YOUR GOAL: Below are some records; repeat them all exactly, minus the pictures.

### THE RECORDS

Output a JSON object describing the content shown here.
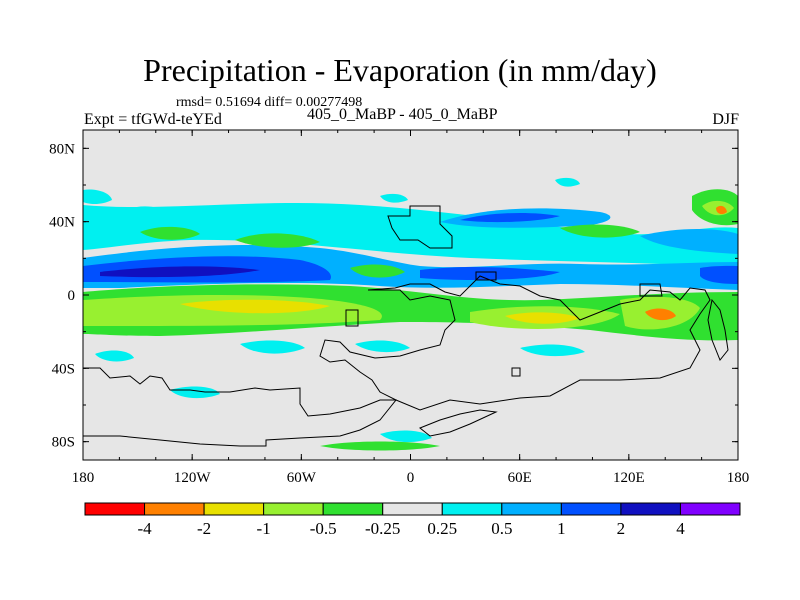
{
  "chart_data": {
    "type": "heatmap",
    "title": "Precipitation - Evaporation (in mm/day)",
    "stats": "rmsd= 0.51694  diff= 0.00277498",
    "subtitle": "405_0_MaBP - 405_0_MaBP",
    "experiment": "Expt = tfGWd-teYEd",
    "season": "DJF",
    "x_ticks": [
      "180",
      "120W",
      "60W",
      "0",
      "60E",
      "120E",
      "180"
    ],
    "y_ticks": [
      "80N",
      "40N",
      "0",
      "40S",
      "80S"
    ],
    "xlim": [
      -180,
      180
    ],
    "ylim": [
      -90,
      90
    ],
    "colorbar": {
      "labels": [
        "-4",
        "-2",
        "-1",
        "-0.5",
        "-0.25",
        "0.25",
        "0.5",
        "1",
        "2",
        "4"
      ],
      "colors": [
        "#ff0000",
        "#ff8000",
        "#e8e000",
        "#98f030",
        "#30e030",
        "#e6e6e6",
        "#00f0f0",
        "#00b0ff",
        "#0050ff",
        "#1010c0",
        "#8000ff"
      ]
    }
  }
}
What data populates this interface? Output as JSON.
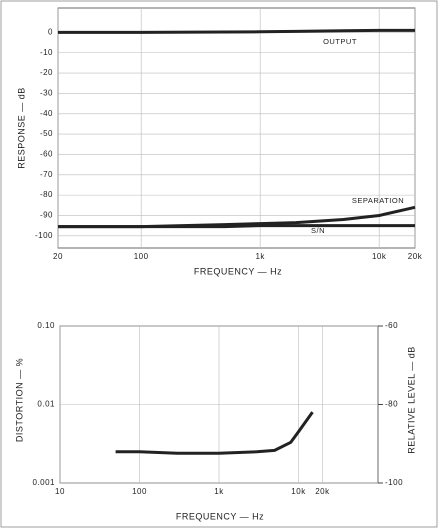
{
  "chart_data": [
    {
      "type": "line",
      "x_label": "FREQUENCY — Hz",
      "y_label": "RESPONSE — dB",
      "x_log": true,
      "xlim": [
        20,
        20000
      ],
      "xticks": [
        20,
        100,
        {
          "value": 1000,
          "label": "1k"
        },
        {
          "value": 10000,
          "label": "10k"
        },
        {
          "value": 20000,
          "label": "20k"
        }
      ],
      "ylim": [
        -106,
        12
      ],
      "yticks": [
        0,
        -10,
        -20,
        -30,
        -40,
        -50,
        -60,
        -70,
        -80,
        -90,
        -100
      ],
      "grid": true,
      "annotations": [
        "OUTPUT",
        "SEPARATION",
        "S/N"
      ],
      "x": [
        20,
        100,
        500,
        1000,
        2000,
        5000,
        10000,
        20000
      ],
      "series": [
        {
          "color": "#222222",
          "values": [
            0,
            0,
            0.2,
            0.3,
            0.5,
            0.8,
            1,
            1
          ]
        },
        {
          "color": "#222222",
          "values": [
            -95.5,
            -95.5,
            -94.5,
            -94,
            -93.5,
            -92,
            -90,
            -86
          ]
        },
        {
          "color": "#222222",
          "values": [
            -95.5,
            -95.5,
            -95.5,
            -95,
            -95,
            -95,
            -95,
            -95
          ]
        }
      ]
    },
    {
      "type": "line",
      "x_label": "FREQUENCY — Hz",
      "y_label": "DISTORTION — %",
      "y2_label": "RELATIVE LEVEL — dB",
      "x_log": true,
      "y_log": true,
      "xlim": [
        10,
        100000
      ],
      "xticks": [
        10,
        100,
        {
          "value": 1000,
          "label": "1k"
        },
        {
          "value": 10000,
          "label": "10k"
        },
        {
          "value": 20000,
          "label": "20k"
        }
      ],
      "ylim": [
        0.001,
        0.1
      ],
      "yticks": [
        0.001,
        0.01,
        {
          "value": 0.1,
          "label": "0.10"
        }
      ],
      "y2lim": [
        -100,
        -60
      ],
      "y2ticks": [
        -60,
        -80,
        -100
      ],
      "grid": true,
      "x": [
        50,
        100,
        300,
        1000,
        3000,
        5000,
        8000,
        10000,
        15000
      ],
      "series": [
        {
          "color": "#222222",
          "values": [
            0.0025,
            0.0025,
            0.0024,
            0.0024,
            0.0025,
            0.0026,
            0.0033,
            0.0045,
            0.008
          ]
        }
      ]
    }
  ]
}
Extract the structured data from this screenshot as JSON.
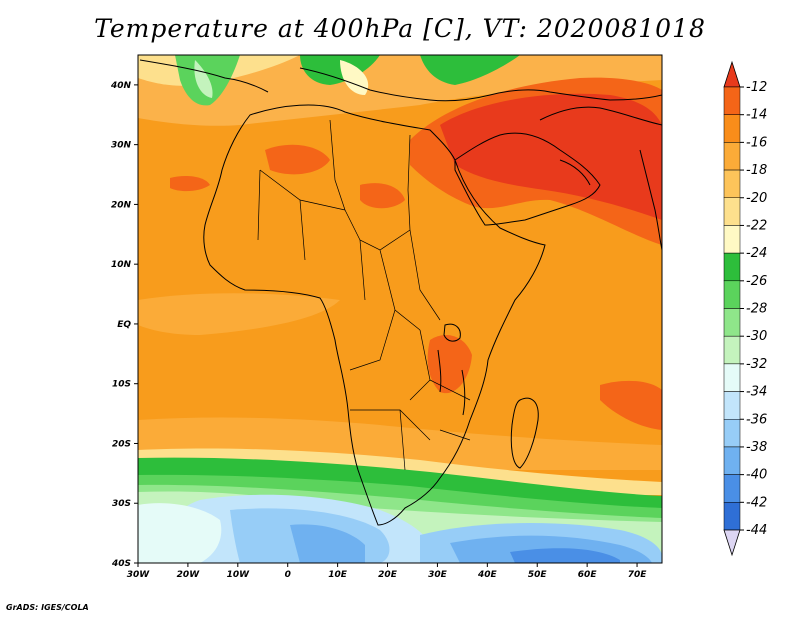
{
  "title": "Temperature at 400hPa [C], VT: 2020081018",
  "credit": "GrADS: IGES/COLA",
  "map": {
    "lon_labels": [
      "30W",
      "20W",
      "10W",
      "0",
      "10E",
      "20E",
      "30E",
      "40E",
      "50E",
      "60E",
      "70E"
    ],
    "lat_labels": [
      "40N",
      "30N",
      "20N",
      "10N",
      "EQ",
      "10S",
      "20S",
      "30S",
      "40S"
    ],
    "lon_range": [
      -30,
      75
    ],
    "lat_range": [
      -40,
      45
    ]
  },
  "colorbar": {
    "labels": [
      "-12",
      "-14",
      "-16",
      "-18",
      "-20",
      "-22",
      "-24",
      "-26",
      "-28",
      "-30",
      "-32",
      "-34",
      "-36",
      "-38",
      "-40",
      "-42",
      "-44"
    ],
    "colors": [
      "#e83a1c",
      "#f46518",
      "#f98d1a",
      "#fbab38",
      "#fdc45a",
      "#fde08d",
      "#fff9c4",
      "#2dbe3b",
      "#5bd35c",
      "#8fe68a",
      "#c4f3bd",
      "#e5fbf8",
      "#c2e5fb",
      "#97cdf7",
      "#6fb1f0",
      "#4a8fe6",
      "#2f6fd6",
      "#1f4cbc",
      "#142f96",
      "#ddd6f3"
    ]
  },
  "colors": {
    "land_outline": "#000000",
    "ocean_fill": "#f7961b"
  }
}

######

COMPLETE ANSWER:
Output a JSON object describing the content shown here.
{
  "chart_data": {
    "type": "heatmap",
    "title": "Precipitation - Evaporation (in mm/day)",
    "stats": "rmsd= 0.51694  diff= 0.00277498",
    "subtitle": "405_0_MaBP - 405_0_MaBP",
    "experiment": "Expt = tfGWd-teYEd",
    "season": "DJF",
    "x_ticks": [
      "180",
      "120W",
      "60W",
      "0",
      "60E",
      "120E",
      "180"
    ],
    "y_ticks": [
      "80N",
      "40N",
      "0",
      "40S",
      "80S"
    ],
    "xlim": [
      -180,
      180
    ],
    "ylim": [
      -90,
      90
    ],
    "colorbar": {
      "labels": [
        "-4",
        "-2",
        "-1",
        "-0.5",
        "-0.25",
        "0.25",
        "0.5",
        "1",
        "2",
        "4"
      ],
      "colors": [
        "#ff0000",
        "#ff8000",
        "#e8e000",
        "#98f030",
        "#30e030",
        "#e6e6e6",
        "#00f0f0",
        "#00b0ff",
        "#0050ff",
        "#1010c0",
        "#8000ff"
      ]
    }
  }
}
What data populates this interface? Output as JSON.
{
  "chart_data": [
    {
      "type": "line",
      "x_label": "FREQUENCY — Hz",
      "y_label": "RESPONSE — dB",
      "x_log": true,
      "xlim": [
        20,
        20000
      ],
      "xticks": [
        20,
        100,
        {
          "value": 1000,
          "label": "1k"
        },
        {
          "value": 10000,
          "label": "10k"
        },
        {
          "value": 20000,
          "label": "20k"
        }
      ],
      "ylim": [
        -106,
        12
      ],
      "yticks": [
        0,
        -10,
        -20,
        -30,
        -40,
        -50,
        -60,
        -70,
        -80,
        -90,
        -100
      ],
      "grid": true,
      "annotations": [
        "OUTPUT",
        "SEPARATION",
        "S/N"
      ],
      "x": [
        20,
        100,
        500,
        1000,
        2000,
        5000,
        10000,
        20000
      ],
      "series": [
        {
          "color": "#222222",
          "values": [
            0,
            0,
            0.2,
            0.3,
            0.5,
            0.8,
            1,
            1
          ]
        },
        {
          "color": "#222222",
          "values": [
            -95.5,
            -95.5,
            -94.5,
            -94,
            -93.5,
            -92,
            -90,
            -86
          ]
        },
        {
          "color": "#222222",
          "values": [
            -95.5,
            -95.5,
            -95.5,
            -95,
            -95,
            -95,
            -95,
            -95
          ]
        }
      ]
    },
    {
      "type": "line",
      "x_label": "FREQUENCY — Hz",
      "y_label": "DISTORTION — %",
      "y2_label": "RELATIVE LEVEL — dB",
      "x_log": true,
      "y_log": true,
      "xlim": [
        10,
        100000
      ],
      "xticks": [
        10,
        100,
        {
          "value": 1000,
          "label": "1k"
        },
        {
          "value": 10000,
          "label": "10k"
        },
        {
          "value": 20000,
          "label": "20k"
        }
      ],
      "ylim": [
        0.001,
        0.1
      ],
      "yticks": [
        0.001,
        0.01,
        {
          "value": 0.1,
          "label": "0.10"
        }
      ],
      "y2lim": [
        -100,
        -60
      ],
      "y2ticks": [
        -60,
        -80,
        -100
      ],
      "grid": true,
      "x": [
        50,
        100,
        300,
        1000,
        3000,
        5000,
        8000,
        10000,
        15000
      ],
      "series": [
        {
          "color": "#222222",
          "values": [
            0.0025,
            0.0025,
            0.0024,
            0.0024,
            0.0025,
            0.0026,
            0.0033,
            0.0045,
            0.008
          ]
        }
      ]
    }
  ]
}
Extract the structured data from this screenshot as JSON.
{
  "title": "Temperature at 400hPa [C], VT: 2020081018",
  "credit": "GrADS: IGES/COLA",
  "map": {
    "lon_labels": [
      "30W",
      "20W",
      "10W",
      "0",
      "10E",
      "20E",
      "30E",
      "40E",
      "50E",
      "60E",
      "70E"
    ],
    "lat_labels": [
      "40N",
      "30N",
      "20N",
      "10N",
      "EQ",
      "10S",
      "20S",
      "30S",
      "40S"
    ],
    "lon_range": [
      -30,
      75
    ],
    "lat_range": [
      -40,
      45
    ]
  },
  "colorbar": {
    "labels": [
      "-12",
      "-14",
      "-16",
      "-18",
      "-20",
      "-22",
      "-24",
      "-26",
      "-28",
      "-30",
      "-32",
      "-34",
      "-36",
      "-38",
      "-40",
      "-42",
      "-44"
    ],
    "colors": [
      "#e83a1c",
      "#f46518",
      "#f98d1a",
      "#fbab38",
      "#fdc45a",
      "#fde08d",
      "#fff9c4",
      "#2dbe3b",
      "#5bd35c",
      "#8fe68a",
      "#c4f3bd",
      "#e5fbf8",
      "#c2e5fb",
      "#97cdf7",
      "#6fb1f0",
      "#4a8fe6",
      "#2f6fd6",
      "#1f4cbc",
      "#142f96",
      "#ddd6f3"
    ]
  },
  "colors": {
    "land_outline": "#000000",
    "ocean_fill": "#f7961b"
  }
}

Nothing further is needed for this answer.